» SOURCE MATERIAL:

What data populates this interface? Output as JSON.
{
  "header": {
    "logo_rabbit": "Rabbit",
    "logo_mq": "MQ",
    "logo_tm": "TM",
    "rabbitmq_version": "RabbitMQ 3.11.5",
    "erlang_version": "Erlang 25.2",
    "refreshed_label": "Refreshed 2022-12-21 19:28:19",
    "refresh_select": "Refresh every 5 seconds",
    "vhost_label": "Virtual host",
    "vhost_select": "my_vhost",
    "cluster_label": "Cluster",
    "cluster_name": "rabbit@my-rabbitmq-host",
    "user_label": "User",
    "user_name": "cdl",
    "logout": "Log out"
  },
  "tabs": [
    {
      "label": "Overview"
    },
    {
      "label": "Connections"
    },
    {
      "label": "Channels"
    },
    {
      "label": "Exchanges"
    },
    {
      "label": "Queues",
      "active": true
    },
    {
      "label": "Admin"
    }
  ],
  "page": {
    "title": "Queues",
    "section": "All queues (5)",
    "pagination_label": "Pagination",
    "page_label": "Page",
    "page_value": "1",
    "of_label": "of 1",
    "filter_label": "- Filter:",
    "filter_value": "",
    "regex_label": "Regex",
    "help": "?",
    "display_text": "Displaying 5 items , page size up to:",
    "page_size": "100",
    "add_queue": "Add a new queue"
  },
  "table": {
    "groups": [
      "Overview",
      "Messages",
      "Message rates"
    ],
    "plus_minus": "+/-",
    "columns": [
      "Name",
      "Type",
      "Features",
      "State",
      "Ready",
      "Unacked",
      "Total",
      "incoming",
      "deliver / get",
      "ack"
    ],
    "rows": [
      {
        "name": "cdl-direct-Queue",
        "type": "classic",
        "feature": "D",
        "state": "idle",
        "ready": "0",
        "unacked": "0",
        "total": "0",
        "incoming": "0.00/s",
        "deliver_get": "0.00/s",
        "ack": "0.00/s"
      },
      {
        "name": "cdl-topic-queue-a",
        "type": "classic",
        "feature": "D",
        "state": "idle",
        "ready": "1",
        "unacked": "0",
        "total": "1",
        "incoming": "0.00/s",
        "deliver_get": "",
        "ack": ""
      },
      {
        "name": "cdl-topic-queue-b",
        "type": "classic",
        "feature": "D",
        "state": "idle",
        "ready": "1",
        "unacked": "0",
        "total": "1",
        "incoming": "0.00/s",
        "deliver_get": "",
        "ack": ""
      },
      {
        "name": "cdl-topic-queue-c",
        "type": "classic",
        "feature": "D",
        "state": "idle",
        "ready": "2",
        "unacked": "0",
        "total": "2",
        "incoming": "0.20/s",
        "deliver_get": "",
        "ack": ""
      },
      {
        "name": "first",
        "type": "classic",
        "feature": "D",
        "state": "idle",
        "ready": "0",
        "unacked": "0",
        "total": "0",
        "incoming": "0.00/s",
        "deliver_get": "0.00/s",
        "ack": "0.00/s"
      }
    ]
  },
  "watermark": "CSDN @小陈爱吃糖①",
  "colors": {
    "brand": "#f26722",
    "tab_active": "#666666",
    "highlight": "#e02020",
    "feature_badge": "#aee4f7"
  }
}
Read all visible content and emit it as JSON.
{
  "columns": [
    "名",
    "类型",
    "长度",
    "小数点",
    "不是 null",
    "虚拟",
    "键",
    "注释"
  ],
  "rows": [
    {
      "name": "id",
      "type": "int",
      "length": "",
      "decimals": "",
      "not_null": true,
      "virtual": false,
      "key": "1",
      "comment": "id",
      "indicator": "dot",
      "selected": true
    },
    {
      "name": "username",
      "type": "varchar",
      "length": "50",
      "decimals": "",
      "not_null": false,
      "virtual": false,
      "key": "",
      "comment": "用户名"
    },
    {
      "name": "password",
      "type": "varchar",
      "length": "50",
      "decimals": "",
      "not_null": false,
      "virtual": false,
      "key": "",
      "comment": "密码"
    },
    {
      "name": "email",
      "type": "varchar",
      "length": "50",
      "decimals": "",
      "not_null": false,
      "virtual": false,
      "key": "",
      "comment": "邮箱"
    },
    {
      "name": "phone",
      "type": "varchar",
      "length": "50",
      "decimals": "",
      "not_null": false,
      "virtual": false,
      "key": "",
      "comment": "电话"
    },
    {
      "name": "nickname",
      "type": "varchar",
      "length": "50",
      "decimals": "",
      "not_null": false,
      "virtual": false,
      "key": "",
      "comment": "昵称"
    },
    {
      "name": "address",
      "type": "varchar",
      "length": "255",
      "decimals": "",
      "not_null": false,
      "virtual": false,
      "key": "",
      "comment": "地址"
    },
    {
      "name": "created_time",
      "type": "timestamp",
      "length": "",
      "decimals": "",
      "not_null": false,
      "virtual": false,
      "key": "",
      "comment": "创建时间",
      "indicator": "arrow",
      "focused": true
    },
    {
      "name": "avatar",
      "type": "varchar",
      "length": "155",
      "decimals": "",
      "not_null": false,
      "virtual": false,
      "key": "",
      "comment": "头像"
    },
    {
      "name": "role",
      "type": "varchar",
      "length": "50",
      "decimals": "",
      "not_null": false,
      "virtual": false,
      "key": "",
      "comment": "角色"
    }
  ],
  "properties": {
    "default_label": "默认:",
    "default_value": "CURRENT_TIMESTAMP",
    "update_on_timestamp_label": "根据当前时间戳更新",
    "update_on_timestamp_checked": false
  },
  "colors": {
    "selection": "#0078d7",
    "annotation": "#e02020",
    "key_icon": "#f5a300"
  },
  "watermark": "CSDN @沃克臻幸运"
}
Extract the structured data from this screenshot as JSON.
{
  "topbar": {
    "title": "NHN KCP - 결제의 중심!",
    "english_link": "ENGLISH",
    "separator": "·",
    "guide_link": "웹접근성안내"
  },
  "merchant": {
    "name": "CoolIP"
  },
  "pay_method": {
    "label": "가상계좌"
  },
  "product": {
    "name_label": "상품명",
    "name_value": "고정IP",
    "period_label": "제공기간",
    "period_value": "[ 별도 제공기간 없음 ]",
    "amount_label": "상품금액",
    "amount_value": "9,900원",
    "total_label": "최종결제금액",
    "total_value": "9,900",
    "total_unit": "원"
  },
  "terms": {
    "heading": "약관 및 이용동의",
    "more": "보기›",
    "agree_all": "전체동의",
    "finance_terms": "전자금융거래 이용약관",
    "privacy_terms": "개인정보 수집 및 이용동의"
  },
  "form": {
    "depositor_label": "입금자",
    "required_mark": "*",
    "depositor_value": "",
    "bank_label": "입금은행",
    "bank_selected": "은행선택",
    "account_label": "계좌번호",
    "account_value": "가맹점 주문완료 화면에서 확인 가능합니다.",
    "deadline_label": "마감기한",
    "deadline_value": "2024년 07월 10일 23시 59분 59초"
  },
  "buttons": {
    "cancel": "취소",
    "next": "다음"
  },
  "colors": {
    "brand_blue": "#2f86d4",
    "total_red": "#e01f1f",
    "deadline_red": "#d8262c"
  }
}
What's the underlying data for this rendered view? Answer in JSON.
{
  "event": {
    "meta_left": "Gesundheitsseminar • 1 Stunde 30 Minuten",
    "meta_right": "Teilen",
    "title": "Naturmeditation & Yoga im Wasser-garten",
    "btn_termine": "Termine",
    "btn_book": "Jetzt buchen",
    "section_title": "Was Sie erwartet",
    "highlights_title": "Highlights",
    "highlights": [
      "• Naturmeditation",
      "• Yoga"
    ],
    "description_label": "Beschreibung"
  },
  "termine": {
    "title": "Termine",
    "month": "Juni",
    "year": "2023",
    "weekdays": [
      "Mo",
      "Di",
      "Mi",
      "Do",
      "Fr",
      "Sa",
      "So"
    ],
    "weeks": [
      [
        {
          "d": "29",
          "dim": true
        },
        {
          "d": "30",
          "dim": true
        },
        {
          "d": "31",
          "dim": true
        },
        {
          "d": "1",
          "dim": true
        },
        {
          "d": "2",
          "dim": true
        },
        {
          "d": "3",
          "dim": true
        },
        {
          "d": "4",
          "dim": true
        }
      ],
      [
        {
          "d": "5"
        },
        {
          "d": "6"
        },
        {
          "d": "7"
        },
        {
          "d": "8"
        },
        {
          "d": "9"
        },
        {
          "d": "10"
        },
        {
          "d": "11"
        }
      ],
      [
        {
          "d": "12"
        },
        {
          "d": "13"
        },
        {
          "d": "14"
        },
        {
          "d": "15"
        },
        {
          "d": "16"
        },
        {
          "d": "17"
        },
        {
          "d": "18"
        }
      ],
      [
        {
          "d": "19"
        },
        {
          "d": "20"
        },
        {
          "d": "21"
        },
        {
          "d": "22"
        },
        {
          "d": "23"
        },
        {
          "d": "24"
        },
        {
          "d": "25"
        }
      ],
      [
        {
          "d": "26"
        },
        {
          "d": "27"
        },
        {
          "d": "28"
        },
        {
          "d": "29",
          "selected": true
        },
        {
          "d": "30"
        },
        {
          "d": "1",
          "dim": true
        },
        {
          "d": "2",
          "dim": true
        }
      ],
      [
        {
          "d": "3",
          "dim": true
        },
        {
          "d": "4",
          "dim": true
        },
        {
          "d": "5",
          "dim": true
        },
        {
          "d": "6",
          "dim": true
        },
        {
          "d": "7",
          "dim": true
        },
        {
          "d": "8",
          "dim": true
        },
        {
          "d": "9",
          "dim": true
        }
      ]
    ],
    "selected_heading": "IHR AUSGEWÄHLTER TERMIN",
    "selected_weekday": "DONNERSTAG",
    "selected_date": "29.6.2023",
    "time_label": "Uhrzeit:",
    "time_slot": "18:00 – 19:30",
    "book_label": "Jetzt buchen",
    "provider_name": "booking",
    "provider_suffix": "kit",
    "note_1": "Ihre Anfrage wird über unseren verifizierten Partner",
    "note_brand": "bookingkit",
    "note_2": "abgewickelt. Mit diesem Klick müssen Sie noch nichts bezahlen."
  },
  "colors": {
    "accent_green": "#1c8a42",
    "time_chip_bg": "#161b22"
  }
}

» TASK STATEMENT: Return every line from the records above that holds the word "watermark".

» ANSWER FOR THIS EXERCISE:
  "watermark": "CSDN @小陈爱吃糖①",
  "watermark": "CSDN @沃克臻幸运"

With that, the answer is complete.